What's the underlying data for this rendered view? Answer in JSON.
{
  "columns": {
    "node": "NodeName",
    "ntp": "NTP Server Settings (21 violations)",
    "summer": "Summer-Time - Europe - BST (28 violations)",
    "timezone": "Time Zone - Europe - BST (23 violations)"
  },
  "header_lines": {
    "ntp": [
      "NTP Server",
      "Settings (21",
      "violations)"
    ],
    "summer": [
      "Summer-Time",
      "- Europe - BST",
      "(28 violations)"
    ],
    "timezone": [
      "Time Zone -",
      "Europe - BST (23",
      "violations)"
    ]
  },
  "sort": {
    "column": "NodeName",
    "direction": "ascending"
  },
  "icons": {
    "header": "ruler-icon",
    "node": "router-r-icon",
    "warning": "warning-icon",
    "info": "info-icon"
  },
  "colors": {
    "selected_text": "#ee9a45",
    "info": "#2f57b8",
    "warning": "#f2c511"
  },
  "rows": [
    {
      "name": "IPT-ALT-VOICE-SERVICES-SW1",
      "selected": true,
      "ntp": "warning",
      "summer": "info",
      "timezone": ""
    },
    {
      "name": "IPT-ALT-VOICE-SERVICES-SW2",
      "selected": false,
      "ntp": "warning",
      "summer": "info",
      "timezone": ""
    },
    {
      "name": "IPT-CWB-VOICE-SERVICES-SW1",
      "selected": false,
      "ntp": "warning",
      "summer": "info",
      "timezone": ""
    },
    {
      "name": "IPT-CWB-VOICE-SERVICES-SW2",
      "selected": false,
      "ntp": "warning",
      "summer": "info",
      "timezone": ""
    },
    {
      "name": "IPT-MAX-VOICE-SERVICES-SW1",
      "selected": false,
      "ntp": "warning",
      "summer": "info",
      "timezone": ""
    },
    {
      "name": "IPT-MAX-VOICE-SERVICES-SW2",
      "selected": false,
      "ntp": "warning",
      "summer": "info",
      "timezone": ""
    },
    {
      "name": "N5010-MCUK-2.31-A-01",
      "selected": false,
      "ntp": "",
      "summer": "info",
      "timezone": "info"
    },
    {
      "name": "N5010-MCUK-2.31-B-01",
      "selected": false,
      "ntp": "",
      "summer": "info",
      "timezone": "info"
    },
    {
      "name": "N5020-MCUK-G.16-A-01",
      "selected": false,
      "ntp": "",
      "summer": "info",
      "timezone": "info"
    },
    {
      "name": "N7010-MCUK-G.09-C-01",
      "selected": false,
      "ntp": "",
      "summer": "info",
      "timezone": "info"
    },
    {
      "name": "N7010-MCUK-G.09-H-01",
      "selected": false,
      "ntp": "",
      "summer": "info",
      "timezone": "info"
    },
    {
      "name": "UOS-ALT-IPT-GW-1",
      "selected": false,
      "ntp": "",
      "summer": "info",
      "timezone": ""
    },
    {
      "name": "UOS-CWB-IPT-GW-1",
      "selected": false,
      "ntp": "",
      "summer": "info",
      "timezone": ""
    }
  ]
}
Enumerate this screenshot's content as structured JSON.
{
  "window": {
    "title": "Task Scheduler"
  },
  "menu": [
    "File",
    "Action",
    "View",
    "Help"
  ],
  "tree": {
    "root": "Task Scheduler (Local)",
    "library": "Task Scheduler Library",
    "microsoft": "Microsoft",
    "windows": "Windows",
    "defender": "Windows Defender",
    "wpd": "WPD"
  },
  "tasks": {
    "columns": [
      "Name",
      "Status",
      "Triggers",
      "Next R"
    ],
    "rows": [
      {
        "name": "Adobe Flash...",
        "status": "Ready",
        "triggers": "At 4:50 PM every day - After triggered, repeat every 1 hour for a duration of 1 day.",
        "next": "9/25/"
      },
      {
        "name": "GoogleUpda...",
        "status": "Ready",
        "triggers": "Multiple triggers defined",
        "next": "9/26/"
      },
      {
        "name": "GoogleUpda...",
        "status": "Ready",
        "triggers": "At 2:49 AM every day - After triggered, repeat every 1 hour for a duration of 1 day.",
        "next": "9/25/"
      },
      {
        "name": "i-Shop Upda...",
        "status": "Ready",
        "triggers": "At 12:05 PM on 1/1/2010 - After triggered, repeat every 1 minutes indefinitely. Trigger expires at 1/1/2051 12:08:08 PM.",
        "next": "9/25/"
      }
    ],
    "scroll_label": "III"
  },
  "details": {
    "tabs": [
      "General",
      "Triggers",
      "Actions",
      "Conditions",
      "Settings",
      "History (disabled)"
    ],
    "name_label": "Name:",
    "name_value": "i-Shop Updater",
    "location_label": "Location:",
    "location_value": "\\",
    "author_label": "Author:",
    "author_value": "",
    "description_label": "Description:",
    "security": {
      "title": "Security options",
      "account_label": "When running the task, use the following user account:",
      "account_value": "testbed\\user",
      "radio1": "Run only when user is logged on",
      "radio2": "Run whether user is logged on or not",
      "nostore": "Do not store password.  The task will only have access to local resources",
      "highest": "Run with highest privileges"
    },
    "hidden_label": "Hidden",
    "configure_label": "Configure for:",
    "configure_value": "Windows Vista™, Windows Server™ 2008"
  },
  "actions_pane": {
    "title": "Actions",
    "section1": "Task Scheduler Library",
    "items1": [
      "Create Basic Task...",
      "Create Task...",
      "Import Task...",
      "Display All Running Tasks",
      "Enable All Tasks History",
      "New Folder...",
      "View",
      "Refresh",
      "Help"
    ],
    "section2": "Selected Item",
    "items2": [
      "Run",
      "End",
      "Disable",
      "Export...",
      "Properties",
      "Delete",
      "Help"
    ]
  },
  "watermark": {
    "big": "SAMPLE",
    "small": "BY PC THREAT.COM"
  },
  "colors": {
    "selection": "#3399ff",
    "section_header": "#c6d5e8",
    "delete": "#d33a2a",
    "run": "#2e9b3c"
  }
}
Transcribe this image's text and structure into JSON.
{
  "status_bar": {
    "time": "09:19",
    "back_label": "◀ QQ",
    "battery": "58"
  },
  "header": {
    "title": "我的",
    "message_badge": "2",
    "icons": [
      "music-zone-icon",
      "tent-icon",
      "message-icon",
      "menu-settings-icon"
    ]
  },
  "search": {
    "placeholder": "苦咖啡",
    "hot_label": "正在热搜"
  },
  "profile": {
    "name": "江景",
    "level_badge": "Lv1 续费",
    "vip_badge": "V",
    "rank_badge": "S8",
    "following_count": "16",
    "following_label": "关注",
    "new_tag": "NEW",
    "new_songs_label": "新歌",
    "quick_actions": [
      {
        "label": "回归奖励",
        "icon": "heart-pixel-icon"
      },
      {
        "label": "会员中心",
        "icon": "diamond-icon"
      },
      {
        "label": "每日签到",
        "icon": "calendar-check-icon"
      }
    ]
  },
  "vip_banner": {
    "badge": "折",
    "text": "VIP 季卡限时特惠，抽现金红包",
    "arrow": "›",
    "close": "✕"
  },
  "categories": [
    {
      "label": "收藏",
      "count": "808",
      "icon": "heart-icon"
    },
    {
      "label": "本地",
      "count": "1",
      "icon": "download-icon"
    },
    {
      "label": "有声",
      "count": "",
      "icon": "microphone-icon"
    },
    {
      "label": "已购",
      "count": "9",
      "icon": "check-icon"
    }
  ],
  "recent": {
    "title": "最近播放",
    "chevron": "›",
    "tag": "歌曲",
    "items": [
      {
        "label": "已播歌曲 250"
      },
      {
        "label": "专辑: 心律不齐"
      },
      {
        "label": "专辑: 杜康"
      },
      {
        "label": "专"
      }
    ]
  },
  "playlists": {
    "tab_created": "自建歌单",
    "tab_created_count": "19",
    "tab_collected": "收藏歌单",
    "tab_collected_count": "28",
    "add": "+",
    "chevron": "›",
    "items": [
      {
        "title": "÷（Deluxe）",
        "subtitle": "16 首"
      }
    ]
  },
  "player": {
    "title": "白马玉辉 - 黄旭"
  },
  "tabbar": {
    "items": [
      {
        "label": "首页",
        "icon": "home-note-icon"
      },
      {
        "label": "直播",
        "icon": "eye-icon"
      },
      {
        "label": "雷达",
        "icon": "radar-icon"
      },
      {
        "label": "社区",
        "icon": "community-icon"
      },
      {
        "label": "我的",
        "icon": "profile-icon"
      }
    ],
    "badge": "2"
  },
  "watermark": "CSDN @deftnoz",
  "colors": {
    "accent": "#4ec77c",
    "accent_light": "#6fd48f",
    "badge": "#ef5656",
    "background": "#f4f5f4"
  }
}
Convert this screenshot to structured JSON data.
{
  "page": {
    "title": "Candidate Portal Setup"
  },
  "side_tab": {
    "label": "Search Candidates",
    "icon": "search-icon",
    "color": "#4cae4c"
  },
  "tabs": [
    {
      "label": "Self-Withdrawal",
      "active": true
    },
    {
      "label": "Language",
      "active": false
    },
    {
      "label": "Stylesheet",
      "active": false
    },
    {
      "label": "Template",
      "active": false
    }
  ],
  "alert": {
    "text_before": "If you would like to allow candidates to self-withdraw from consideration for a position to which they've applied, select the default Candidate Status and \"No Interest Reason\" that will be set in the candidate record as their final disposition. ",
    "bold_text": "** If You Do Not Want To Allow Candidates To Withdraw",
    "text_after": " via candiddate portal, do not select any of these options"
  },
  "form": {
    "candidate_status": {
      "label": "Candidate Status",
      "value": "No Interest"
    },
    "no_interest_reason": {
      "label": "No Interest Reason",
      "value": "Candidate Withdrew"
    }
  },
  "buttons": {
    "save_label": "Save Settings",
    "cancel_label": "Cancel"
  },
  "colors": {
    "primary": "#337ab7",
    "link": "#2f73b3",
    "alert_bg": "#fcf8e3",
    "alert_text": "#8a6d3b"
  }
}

***

Show the lines of the records that include the string "every".

WRITTEN RESPONSE:
        "triggers": "At 4:50 PM every day - After triggered, repeat every 1 hour for a duration of 1 day.",
        "triggers": "At 2:49 AM every day - After triggered, repeat every 1 hour for a duration of 1 day.",
        "triggers": "At 12:05 PM on 1/1/2010 - After triggered, repeat every 1 minutes indefinitely. Trigger expires at 1/1/2051 12:08:08 PM.",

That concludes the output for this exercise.